◆ What needs to be done:
Each line of the material must be returned exactly.
• • • • •
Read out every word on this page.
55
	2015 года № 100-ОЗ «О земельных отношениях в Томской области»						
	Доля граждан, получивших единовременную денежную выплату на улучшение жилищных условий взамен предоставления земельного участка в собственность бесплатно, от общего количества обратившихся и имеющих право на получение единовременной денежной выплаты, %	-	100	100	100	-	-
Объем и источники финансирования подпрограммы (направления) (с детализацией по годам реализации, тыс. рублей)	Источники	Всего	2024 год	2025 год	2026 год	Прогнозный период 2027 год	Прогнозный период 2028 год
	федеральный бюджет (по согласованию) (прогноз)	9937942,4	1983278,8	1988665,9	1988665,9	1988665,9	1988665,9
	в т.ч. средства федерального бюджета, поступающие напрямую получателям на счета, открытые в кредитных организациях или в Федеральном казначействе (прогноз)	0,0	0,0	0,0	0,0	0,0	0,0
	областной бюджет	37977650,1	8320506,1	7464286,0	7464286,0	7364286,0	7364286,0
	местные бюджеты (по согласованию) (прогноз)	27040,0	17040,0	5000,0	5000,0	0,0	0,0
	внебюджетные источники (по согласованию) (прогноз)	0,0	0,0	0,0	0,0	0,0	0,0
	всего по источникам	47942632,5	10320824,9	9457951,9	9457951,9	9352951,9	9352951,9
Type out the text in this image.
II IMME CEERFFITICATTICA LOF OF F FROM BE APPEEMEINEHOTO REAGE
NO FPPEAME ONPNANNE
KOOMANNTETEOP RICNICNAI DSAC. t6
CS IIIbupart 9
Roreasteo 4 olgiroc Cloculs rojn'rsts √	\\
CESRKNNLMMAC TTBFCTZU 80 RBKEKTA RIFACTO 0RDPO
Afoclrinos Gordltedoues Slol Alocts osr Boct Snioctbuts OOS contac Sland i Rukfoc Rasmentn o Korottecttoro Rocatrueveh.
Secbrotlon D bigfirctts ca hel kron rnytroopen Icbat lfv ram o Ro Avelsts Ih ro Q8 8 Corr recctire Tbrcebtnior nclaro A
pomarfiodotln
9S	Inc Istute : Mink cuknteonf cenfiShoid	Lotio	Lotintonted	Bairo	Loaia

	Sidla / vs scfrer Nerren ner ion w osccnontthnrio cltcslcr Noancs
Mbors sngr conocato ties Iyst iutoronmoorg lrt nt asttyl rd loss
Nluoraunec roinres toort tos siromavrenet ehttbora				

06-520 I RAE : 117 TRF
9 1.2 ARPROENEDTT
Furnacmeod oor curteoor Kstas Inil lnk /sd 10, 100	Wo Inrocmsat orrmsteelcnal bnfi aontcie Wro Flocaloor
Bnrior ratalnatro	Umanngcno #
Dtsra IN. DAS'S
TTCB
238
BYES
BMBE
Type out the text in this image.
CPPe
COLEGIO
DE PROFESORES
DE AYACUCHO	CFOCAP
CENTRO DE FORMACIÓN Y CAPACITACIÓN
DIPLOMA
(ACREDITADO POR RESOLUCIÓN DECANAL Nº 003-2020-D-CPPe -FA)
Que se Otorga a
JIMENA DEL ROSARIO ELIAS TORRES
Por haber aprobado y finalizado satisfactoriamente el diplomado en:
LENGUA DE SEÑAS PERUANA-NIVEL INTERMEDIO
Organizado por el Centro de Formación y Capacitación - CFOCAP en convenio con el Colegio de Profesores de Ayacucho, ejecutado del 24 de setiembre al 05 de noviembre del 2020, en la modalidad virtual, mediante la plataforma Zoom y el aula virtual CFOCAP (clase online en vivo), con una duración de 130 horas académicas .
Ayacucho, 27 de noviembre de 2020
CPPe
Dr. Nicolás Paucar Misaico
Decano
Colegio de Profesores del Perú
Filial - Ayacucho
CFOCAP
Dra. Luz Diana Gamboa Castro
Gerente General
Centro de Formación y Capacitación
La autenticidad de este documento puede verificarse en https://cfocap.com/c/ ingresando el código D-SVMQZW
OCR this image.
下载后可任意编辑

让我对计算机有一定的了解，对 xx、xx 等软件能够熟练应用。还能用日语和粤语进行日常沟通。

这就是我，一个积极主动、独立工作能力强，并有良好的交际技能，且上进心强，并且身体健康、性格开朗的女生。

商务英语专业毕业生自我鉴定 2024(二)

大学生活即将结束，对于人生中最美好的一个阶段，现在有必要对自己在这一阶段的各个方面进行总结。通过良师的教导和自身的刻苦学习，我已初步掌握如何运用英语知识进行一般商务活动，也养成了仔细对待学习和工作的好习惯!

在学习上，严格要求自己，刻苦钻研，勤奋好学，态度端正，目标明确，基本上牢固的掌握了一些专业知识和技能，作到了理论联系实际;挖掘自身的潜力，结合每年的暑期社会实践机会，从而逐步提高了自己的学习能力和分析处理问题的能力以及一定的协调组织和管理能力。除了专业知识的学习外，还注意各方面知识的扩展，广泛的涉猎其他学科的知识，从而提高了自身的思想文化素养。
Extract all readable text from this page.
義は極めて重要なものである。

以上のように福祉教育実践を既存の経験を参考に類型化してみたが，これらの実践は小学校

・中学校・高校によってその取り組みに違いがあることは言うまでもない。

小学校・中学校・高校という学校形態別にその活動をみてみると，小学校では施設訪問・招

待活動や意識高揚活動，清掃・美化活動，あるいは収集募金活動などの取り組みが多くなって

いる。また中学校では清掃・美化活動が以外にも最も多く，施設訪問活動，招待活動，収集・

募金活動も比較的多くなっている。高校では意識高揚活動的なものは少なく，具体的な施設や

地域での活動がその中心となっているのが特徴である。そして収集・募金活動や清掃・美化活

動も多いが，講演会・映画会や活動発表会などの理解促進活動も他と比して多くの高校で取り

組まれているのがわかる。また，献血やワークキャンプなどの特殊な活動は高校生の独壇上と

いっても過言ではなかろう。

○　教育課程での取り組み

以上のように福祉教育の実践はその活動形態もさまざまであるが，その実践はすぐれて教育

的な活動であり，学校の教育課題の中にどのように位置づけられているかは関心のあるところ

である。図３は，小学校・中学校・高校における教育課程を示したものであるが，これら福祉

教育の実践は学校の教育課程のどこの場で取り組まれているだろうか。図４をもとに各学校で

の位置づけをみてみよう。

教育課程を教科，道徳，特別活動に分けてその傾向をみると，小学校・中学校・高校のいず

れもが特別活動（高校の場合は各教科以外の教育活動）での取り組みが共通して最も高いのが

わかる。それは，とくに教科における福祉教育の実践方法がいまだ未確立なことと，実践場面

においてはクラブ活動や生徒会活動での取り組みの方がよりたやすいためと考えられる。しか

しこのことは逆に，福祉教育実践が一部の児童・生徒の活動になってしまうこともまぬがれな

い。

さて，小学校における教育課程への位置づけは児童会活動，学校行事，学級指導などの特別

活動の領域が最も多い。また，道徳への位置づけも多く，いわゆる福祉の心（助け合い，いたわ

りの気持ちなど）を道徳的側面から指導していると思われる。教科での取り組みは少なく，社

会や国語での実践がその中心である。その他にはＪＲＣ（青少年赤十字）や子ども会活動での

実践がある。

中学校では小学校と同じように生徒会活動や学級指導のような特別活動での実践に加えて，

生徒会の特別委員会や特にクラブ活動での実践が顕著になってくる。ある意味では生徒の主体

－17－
• • • • •
◆ Answer to the task:
Read out every word on this page.
55
	2015 года № 100-ОЗ «О земельных отношениях в Томской области»						
	Доля граждан, получивших единовременную денежную выплату на улучшение жилищных условий взамен предоставления земельного участка в собственность бесплатно, от общего количества обратившихся и имеющих право на получение единовременной денежной выплаты, %	-	100	100	100	-	-
Объем и источники финансирования подпрограммы (направления) (с детализацией по годам реализации, тыс. рублей)	Источники	Всего	2024 год	2025 год	2026 год	Прогнозный период 2027 год	Прогнозный период 2028 год
	федеральный бюджет (по согласованию) (прогноз)	9937942,4	1983278,8	1988665,9	1988665,9	1988665,9	1988665,9
	в т.ч. средства федерального бюджета, поступающие напрямую получателям на счета, открытые в кредитных организациях или в Федеральном казначействе (прогноз)	0,0	0,0	0,0	0,0	0,0	0,0
	областной бюджет	37977650,1	8320506,1	7464286,0	7464286,0	7364286,0	7364286,0
	местные бюджеты (по согласованию) (прогноз)	27040,0	17040,0	5000,0	5000,0	0,0	0,0
	внебюджетные источники (по согласованию) (прогноз)	0,0	0,0	0,0	0,0	0,0	0,0
	всего по источникам	47942632,5	10320824,9	9457951,9	9457951,9	9352951,9	9352951,9
Type out the text in this image.
II IMME CEERFFITICATTICA LOF OF F FROM BE APPEEMEINEHOTO REAGE
NO FPPEAME ONPNANNE
KOOMANNTETEOP RICNICNAI DSAC. t6
CS IIIbupart 9
Roreasteo 4 olgiroc Cloculs rojn'rsts √	\\
CESRKNNLMMAC TTBFCTZU 80 RBKEKTA RIFACTO 0RDPO
Afoclrinos Gordltedoues Slol Alocts osr Boct Snioctbuts OOS contac Sland i Rukfoc Rasmentn o Korottecttoro Rocatrueveh.
Secbrotlon D bigfirctts ca hel kron rnytroopen Icbat lfv ram o Ro Avelsts Ih ro Q8 8 Corr recctire Tbrcebtnior nclaro A
pomarfiodotln
9S	Inc Istute : Mink cuknteonf cenfiShoid	Lotio	Lotintonted	Bairo	Loaia

	Sidla / vs scfrer Nerren ner ion w osccnontthnrio cltcslcr Noancs
Mbors sngr conocato ties Iyst iutoronmoorg lrt nt asttyl rd loss
Nluoraunec roinres toort tos siromavrenet ehttbora				

06-520 I RAE : 117 TRF
9 1.2 ARPROENEDTT
Furnacmeod oor curteoor Kstas Inil lnk /sd 10, 100	Wo Inrocmsat orrmsteelcnal bnfi aontcie Wro Flocaloor
Bnrior ratalnatro	Umanngcno #
Dtsra IN. DAS'S
TTCB
238
BYES
BMBE
Type out the text in this image.
CPPe
COLEGIO
DE PROFESORES
DE AYACUCHO	CFOCAP
CENTRO DE FORMACIÓN Y CAPACITACIÓN
DIPLOMA
(ACREDITADO POR RESOLUCIÓN DECANAL Nº 003-2020-D-CPPe -FA)
Que se Otorga a
JIMENA DEL ROSARIO ELIAS TORRES
Por haber aprobado y finalizado satisfactoriamente el diplomado en:
LENGUA DE SEÑAS PERUANA-NIVEL INTERMEDIO
Organizado por el Centro de Formación y Capacitación - CFOCAP en convenio con el Colegio de Profesores de Ayacucho, ejecutado del 24 de setiembre al 05 de noviembre del 2020, en la modalidad virtual, mediante la plataforma Zoom y el aula virtual CFOCAP (clase online en vivo), con una duración de 130 horas académicas .
Ayacucho, 27 de noviembre de 2020
CPPe
Dr. Nicolás Paucar Misaico
Decano
Colegio de Profesores del Perú
Filial - Ayacucho
CFOCAP
Dra. Luz Diana Gamboa Castro
Gerente General
Centro de Formación y Capacitación
La autenticidad de este documento puede verificarse en https://cfocap.com/c/ ingresando el código D-SVMQZW
OCR this image.
下载后可任意编辑

让我对计算机有一定的了解，对 xx、xx 等软件能够熟练应用。还能用日语和粤语进行日常沟通。

这就是我，一个积极主动、独立工作能力强，并有良好的交际技能，且上进心强，并且身体健康、性格开朗的女生。

商务英语专业毕业生自我鉴定 2024(二)

大学生活即将结束，对于人生中最美好的一个阶段，现在有必要对自己在这一阶段的各个方面进行总结。通过良师的教导和自身的刻苦学习，我已初步掌握如何运用英语知识进行一般商务活动，也养成了仔细对待学习和工作的好习惯!

在学习上，严格要求自己，刻苦钻研，勤奋好学，态度端正，目标明确，基本上牢固的掌握了一些专业知识和技能，作到了理论联系实际;挖掘自身的潜力，结合每年的暑期社会实践机会，从而逐步提高了自己的学习能力和分析处理问题的能力以及一定的协调组织和管理能力。除了专业知识的学习外，还注意各方面知识的扩展，广泛的涉猎其他学科的知识，从而提高了自身的思想文化素养。
Extract all readable text from this page.
義は極めて重要なものである。

以上のように福祉教育実践を既存の経験を参考に類型化してみたが，これらの実践は小学校

・中学校・高校によってその取り組みに違いがあることは言うまでもない。

小学校・中学校・高校という学校形態別にその活動をみてみると，小学校では施設訪問・招

待活動や意識高揚活動，清掃・美化活動，あるいは収集募金活動などの取り組みが多くなって

いる。また中学校では清掃・美化活動が以外にも最も多く，施設訪問活動，招待活動，収集・

募金活動も比較的多くなっている。高校では意識高揚活動的なものは少なく，具体的な施設や

地域での活動がその中心となっているのが特徴である。そして収集・募金活動や清掃・美化活

動も多いが，講演会・映画会や活動発表会などの理解促進活動も他と比して多くの高校で取り

組まれているのがわかる。また，献血やワークキャンプなどの特殊な活動は高校生の独壇上と

いっても過言ではなかろう。

○　教育課程での取り組み

以上のように福祉教育の実践はその活動形態もさまざまであるが，その実践はすぐれて教育

的な活動であり，学校の教育課題の中にどのように位置づけられているかは関心のあるところ

である。図３は，小学校・中学校・高校における教育課程を示したものであるが，これら福祉

教育の実践は学校の教育課程のどこの場で取り組まれているだろうか。図４をもとに各学校で

の位置づけをみてみよう。

教育課程を教科，道徳，特別活動に分けてその傾向をみると，小学校・中学校・高校のいず

れもが特別活動（高校の場合は各教科以外の教育活動）での取り組みが共通して最も高いのが

わかる。それは，とくに教科における福祉教育の実践方法がいまだ未確立なことと，実践場面

においてはクラブ活動や生徒会活動での取り組みの方がよりたやすいためと考えられる。しか

しこのことは逆に，福祉教育実践が一部の児童・生徒の活動になってしまうこともまぬがれな

い。

さて，小学校における教育課程への位置づけは児童会活動，学校行事，学級指導などの特別

活動の領域が最も多い。また，道徳への位置づけも多く，いわゆる福祉の心（助け合い，いたわ

りの気持ちなど）を道徳的側面から指導していると思われる。教科での取り組みは少なく，社

会や国語での実践がその中心である。その他にはＪＲＣ（青少年赤十字）や子ども会活動での

実践がある。

中学校では小学校と同じように生徒会活動や学級指導のような特別活動での実践に加えて，

生徒会の特別委員会や特にクラブ活動での実践が顕著になってくる。ある意味では生徒の主体

－17－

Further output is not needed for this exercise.